Brief
Repeat each line exactly as it is written.
┌─ Provided information
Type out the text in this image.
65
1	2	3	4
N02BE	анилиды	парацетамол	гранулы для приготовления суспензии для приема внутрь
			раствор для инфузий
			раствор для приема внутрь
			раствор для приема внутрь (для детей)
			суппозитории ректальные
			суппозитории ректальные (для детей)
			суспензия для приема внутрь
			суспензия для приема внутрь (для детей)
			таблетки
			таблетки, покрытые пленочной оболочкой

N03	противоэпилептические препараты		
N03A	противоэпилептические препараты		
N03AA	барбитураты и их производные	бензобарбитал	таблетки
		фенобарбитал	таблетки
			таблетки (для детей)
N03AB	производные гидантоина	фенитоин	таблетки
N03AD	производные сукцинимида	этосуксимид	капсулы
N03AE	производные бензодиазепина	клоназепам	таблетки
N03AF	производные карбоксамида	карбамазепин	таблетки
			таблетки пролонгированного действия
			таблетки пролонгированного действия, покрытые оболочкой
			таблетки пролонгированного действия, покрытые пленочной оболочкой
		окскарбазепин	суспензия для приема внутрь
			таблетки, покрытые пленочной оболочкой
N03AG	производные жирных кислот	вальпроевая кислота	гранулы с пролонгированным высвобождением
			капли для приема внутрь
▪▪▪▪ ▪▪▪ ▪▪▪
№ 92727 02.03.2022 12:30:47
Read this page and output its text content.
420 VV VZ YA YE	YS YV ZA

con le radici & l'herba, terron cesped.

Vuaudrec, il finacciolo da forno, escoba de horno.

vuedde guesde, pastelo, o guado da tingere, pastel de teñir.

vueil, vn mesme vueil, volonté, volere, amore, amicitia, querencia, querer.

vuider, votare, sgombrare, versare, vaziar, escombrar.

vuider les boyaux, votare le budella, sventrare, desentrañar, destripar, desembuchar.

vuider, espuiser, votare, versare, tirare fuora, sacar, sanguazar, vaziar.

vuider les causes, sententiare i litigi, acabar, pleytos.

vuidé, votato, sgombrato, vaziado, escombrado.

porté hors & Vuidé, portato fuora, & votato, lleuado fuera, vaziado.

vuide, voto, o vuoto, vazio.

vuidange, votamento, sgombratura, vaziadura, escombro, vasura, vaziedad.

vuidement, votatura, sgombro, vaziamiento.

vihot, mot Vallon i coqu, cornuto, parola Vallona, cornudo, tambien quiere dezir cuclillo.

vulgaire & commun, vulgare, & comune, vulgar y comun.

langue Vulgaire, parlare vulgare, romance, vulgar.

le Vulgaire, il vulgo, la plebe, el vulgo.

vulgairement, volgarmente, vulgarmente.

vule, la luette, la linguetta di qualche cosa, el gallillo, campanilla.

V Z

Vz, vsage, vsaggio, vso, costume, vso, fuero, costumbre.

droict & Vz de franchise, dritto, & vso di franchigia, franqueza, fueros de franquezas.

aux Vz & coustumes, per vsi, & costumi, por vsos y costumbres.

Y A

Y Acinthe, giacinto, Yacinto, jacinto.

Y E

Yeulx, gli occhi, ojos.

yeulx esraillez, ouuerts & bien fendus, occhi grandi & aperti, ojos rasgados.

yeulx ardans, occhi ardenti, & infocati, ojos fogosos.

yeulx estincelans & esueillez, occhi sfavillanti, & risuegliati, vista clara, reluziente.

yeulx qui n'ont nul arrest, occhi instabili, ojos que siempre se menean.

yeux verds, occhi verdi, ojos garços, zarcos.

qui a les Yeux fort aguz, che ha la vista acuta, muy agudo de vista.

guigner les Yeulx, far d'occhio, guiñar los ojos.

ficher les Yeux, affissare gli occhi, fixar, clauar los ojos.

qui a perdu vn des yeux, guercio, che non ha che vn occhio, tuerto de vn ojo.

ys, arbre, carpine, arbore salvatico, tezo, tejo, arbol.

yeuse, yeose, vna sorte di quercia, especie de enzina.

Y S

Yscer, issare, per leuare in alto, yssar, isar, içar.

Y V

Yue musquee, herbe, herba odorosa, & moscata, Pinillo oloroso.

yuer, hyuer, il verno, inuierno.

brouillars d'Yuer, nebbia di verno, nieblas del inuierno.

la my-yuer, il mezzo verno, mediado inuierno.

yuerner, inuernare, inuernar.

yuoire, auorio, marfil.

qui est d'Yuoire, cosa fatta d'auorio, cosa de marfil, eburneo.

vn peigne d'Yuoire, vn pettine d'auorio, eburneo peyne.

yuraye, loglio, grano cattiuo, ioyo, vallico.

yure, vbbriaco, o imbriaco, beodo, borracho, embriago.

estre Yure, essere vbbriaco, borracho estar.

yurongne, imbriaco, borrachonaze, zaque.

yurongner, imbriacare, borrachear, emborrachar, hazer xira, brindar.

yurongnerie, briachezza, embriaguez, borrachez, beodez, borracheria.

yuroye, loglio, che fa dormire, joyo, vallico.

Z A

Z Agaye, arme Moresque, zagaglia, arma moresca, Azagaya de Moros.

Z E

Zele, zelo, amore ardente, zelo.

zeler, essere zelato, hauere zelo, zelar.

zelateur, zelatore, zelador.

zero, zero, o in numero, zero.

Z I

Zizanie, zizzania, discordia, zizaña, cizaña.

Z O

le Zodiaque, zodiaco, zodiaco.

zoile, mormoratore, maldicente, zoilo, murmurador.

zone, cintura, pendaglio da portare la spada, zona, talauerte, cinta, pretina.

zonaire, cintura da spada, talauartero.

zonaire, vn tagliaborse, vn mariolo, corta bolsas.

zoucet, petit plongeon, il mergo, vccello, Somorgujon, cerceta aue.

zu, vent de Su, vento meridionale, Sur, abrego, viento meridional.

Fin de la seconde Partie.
└─
Response to the task
Type out the text in this image.
65
1	2	3	4
N02BE	анилиды	парацетамол	гранулы для приготовления суспензии для приема внутрь
			раствор для инфузий
			раствор для приема внутрь
			раствор для приема внутрь (для детей)
			суппозитории ректальные
			суппозитории ректальные (для детей)
			суспензия для приема внутрь
			суспензия для приема внутрь (для детей)
			таблетки
			таблетки, покрытые пленочной оболочкой

N03	противоэпилептические препараты		
N03A	противоэпилептические препараты		
N03AA	барбитураты и их производные	бензобарбитал	таблетки
		фенобарбитал	таблетки
			таблетки (для детей)
N03AB	производные гидантоина	фенитоин	таблетки
N03AD	производные сукцинимида	этосуксимид	капсулы
N03AE	производные бензодиазепина	клоназепам	таблетки
N03AF	производные карбоксамида	карбамазепин	таблетки
			таблетки пролонгированного действия
			таблетки пролонгированного действия, покрытые оболочкой
			таблетки пролонгированного действия, покрытые пленочной оболочкой
		окскарбазепин	суспензия для приема внутрь
			таблетки, покрытые пленочной оболочкой
N03AG	производные жирных кислот	вальпроевая кислота	гранулы с пролонгированным высвобождением
			капли для приема внутрь
▪▪▪▪ ▪▪▪ ▪▪▪
№ 92727 02.03.2022 12:30:47
Read this page and output its text content.
420 VV VZ YA YE	YS YV ZA

con le radici & l'herba, terron cesped.

Vuaudrec, il finacciolo da forno, escoba de horno.

vuedde guesde, pastelo, o guado da tingere, pastel de teñir.

vueil, vn mesme vueil, volonté, volere, amore, amicitia, querencia, querer.

vuider, votare, sgombrare, versare, vaziar, escombrar.

vuider les boyaux, votare le budella, sventrare, desentrañar, destripar, desembuchar.

vuider, espuiser, votare, versare, tirare fuora, sacar, sanguazar, vaziar.

vuider les causes, sententiare i litigi, acabar, pleytos.

vuidé, votato, sgombrato, vaziado, escombrado.

porté hors & Vuidé, portato fuora, & votato, lleuado fuera, vaziado.

vuide, voto, o vuoto, vazio.

vuidange, votamento, sgombratura, vaziadura, escombro, vasura, vaziedad.

vuidement, votatura, sgombro, vaziamiento.

vihot, mot Vallon i coqu, cornuto, parola Vallona, cornudo, tambien quiere dezir cuclillo.

vulgaire & commun, vulgare, & comune, vulgar y comun.

langue Vulgaire, parlare vulgare, romance, vulgar.

le Vulgaire, il vulgo, la plebe, el vulgo.

vulgairement, volgarmente, vulgarmente.

vule, la luette, la linguetta di qualche cosa, el gallillo, campanilla.

V Z

Vz, vsage, vsaggio, vso, costume, vso, fuero, costumbre.

droict & Vz de franchise, dritto, & vso di franchigia, franqueza, fueros de franquezas.

aux Vz & coustumes, per vsi, & costumi, por vsos y costumbres.

Y A

Y Acinthe, giacinto, Yacinto, jacinto.

Y E

Yeulx, gli occhi, ojos.

yeulx esraillez, ouuerts & bien fendus, occhi grandi & aperti, ojos rasgados.

yeulx ardans, occhi ardenti, & infocati, ojos fogosos.

yeulx estincelans & esueillez, occhi sfavillanti, & risuegliati, vista clara, reluziente.

yeulx qui n'ont nul arrest, occhi instabili, ojos que siempre se menean.

yeux verds, occhi verdi, ojos garços, zarcos.

qui a les Yeux fort aguz, che ha la vista acuta, muy agudo de vista.

guigner les Yeulx, far d'occhio, guiñar los ojos.

ficher les Yeux, affissare gli occhi, fixar, clauar los ojos.

qui a perdu vn des yeux, guercio, che non ha che vn occhio, tuerto de vn ojo.

ys, arbre, carpine, arbore salvatico, tezo, tejo, arbol.

yeuse, yeose, vna sorte di quercia, especie de enzina.

Y S

Yscer, issare, per leuare in alto, yssar, isar, içar.

Y V

Yue musquee, herbe, herba odorosa, & moscata, Pinillo oloroso.

yuer, hyuer, il verno, inuierno.

brouillars d'Yuer, nebbia di verno, nieblas del inuierno.

la my-yuer, il mezzo verno, mediado inuierno.

yuerner, inuernare, inuernar.

yuoire, auorio, marfil.

qui est d'Yuoire, cosa fatta d'auorio, cosa de marfil, eburneo.

vn peigne d'Yuoire, vn pettine d'auorio, eburneo peyne.

yuraye, loglio, grano cattiuo, ioyo, vallico.

yure, vbbriaco, o imbriaco, beodo, borracho, embriago.

estre Yure, essere vbbriaco, borracho estar.

yurongne, imbriaco, borrachonaze, zaque.

yurongner, imbriacare, borrachear, emborrachar, hazer xira, brindar.

yurongnerie, briachezza, embriaguez, borrachez, beodez, borracheria.

yuroye, loglio, che fa dormire, joyo, vallico.

Z A

Z Agaye, arme Moresque, zagaglia, arma moresca, Azagaya de Moros.

Z E

Zele, zelo, amore ardente, zelo.

zeler, essere zelato, hauere zelo, zelar.

zelateur, zelatore, zelador.

zero, zero, o in numero, zero.

Z I

Zizanie, zizzania, discordia, zizaña, cizaña.

Z O

le Zodiaque, zodiaco, zodiaco.

zoile, mormoratore, maldicente, zoilo, murmurador.

zone, cintura, pendaglio da portare la spada, zona, talauerte, cinta, pretina.

zonaire, cintura da spada, talauartero.

zonaire, vn tagliaborse, vn mariolo, corta bolsas.

zoucet, petit plongeon, il mergo, vccello, Somorgujon, cerceta aue.

zu, vent de Su, vento meridionale, Sur, abrego, viento meridional.

Fin de la seconde Partie.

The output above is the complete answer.